• _Your instructions_:
Every entry must be duplicated precisely as written.
···
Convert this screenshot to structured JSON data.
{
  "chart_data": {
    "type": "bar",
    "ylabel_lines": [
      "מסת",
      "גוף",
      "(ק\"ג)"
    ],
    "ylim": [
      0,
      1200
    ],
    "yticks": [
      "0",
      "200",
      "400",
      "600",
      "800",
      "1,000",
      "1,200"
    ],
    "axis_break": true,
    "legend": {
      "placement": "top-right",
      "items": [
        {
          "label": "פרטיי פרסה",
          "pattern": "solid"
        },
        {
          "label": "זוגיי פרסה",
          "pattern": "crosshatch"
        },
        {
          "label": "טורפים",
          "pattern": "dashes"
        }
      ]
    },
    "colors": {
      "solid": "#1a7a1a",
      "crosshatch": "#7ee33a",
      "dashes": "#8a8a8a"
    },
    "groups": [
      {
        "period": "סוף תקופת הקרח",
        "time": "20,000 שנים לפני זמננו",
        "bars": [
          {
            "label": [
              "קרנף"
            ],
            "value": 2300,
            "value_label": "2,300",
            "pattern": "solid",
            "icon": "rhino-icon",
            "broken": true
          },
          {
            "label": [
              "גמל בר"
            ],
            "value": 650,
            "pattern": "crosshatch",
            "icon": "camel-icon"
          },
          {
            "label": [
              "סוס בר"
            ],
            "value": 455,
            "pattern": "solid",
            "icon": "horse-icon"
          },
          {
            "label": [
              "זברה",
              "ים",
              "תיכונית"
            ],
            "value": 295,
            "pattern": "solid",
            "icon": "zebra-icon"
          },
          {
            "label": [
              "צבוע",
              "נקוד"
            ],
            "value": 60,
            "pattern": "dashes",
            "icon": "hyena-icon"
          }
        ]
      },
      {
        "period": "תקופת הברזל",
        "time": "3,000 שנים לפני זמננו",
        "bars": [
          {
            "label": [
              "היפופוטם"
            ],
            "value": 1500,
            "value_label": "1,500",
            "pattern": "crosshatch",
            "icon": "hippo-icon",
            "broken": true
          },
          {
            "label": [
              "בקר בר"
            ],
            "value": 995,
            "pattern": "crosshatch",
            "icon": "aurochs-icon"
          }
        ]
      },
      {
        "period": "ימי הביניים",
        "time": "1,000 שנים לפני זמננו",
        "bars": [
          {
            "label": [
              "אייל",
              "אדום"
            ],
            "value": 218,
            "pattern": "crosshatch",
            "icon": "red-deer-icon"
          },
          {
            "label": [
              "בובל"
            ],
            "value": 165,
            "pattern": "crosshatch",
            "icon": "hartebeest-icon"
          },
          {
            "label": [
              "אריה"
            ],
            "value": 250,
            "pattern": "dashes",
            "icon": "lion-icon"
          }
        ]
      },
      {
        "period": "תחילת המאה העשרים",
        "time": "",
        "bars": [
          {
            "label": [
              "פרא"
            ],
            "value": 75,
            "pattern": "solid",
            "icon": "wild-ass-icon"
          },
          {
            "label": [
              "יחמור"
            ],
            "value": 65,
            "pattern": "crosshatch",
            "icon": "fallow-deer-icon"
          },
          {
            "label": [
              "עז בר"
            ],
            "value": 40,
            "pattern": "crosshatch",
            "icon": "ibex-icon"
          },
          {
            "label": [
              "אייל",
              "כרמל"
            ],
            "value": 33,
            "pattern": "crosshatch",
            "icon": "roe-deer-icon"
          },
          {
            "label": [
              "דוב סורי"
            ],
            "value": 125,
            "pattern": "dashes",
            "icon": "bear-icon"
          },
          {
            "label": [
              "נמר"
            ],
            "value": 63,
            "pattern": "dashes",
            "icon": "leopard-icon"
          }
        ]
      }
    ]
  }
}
···
• _Output of the exercise_:
Convert this screenshot to structured JSON data.
{
  "chart_data": {
    "type": "bar",
    "ylabel_lines": [
      "מסת",
      "גוף",
      "(ק\"ג)"
    ],
    "ylim": [
      0,
      1200
    ],
    "yticks": [
      "0",
      "200",
      "400",
      "600",
      "800",
      "1,000",
      "1,200"
    ],
    "axis_break": true,
    "legend": {
      "placement": "top-right",
      "items": [
        {
          "label": "פרטיי פרסה",
          "pattern": "solid"
        },
        {
          "label": "זוגיי פרסה",
          "pattern": "crosshatch"
        },
        {
          "label": "טורפים",
          "pattern": "dashes"
        }
      ]
    },
    "colors": {
      "solid": "#1a7a1a",
      "crosshatch": "#7ee33a",
      "dashes": "#8a8a8a"
    },
    "groups": [
      {
        "period": "סוף תקופת הקרח",
        "time": "20,000 שנים לפני זמננו",
        "bars": [
          {
            "label": [
              "קרנף"
            ],
            "value": 2300,
            "value_label": "2,300",
            "pattern": "solid",
            "icon": "rhino-icon",
            "broken": true
          },
          {
            "label": [
              "גמל בר"
            ],
            "value": 650,
            "pattern": "crosshatch",
            "icon": "camel-icon"
          },
          {
            "label": [
              "סוס בר"
            ],
            "value": 455,
            "pattern": "solid",
            "icon": "horse-icon"
          },
          {
            "label": [
              "זברה",
              "ים",
              "תיכונית"
            ],
            "value": 295,
            "pattern": "solid",
            "icon": "zebra-icon"
          },
          {
            "label": [
              "צבוע",
              "נקוד"
            ],
            "value": 60,
            "pattern": "dashes",
            "icon": "hyena-icon"
          }
        ]
      },
      {
        "period": "תקופת הברזל",
        "time": "3,000 שנים לפני זמננו",
        "bars": [
          {
            "label": [
              "היפופוטם"
            ],
            "value": 1500,
            "value_label": "1,500",
            "pattern": "crosshatch",
            "icon": "hippo-icon",
            "broken": true
          },
          {
            "label": [
              "בקר בר"
            ],
            "value": 995,
            "pattern": "crosshatch",
            "icon": "aurochs-icon"
          }
        ]
      },
      {
        "period": "ימי הביניים",
        "time": "1,000 שנים לפני זמננו",
        "bars": [
          {
            "label": [
              "אייל",
              "אדום"
            ],
            "value": 218,
            "pattern": "crosshatch",
            "icon": "red-deer-icon"
          },
          {
            "label": [
              "בובל"
            ],
            "value": 165,
            "pattern": "crosshatch",
            "icon": "hartebeest-icon"
          },
          {
            "label": [
              "אריה"
            ],
            "value": 250,
            "pattern": "dashes",
            "icon": "lion-icon"
          }
        ]
      },
      {
        "period": "תחילת המאה העשרים",
        "time": "",
        "bars": [
          {
            "label": [
              "פרא"
            ],
            "value": 75,
            "pattern": "solid",
            "icon": "wild-ass-icon"
          },
          {
            "label": [
              "יחמור"
            ],
            "value": 65,
            "pattern": "crosshatch",
            "icon": "fallow-deer-icon"
          },
          {
            "label": [
              "עז בר"
            ],
            "value": 40,
            "pattern": "crosshatch",
            "icon": "ibex-icon"
          },
          {
            "label": [
              "אייל",
              "כרמל"
            ],
            "value": 33,
            "pattern": "crosshatch",
            "icon": "roe-deer-icon"
          },
          {
            "label": [
              "דוב סורי"
            ],
            "value": 125,
            "pattern": "dashes",
            "icon": "bear-icon"
          },
          {
            "label": [
              "נמר"
            ],
            "value": 63,
            "pattern": "dashes",
            "icon": "leopard-icon"
          }
        ]
      }
    ]
  }
}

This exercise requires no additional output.